[Aim] Take each line that has the word "東久留米" and return it.

§ §

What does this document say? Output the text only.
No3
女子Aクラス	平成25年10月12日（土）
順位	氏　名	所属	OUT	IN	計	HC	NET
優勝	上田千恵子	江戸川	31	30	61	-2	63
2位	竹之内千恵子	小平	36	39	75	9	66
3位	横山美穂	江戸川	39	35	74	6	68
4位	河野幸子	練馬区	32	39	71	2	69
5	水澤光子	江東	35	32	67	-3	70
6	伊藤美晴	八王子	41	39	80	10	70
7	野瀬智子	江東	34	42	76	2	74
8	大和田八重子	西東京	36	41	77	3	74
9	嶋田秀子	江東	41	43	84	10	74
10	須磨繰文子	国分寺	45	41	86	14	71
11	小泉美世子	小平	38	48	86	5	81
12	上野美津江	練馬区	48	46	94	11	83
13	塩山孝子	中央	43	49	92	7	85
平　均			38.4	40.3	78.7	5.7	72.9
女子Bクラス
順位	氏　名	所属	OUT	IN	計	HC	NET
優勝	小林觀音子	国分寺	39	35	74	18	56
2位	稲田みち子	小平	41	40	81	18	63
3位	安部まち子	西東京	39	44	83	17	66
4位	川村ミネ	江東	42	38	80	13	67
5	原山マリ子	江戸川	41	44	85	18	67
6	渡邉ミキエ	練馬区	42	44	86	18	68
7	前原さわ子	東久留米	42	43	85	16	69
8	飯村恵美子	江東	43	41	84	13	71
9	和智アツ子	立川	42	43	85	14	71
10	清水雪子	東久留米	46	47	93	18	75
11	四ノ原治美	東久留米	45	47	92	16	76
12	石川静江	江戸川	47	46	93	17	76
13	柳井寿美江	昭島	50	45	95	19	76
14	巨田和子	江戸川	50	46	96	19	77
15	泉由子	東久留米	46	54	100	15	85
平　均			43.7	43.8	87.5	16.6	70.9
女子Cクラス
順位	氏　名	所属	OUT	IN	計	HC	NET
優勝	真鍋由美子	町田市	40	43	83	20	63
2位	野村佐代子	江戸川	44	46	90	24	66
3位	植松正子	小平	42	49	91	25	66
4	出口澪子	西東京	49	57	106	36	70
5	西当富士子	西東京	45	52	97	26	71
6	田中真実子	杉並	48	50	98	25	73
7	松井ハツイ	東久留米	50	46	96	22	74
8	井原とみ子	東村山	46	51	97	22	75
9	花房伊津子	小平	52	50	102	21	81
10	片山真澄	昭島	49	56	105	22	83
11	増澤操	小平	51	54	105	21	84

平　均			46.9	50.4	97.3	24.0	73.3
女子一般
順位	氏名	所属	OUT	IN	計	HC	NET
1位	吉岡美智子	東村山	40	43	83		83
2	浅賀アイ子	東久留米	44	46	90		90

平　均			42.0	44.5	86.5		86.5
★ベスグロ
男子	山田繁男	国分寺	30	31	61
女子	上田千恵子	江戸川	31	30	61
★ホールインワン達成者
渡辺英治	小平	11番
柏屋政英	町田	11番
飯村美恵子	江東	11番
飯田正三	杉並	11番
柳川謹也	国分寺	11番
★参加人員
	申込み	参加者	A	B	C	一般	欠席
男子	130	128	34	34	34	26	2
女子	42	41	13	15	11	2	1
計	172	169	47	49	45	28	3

§ §

[Finished answer]
7	前原さわ子	東久留米	42	43	85	16	69
10	清水雪子	東久留米	46	47	93	18	75
11	四ノ原治美	東久留米	45	47	92	16	76
15	泉由子	東久留米	46	54	100	15	85
7	松井ハツイ	東久留米	50	46	96	22	74
2	浅賀アイ子	東久留米	44	46	90		90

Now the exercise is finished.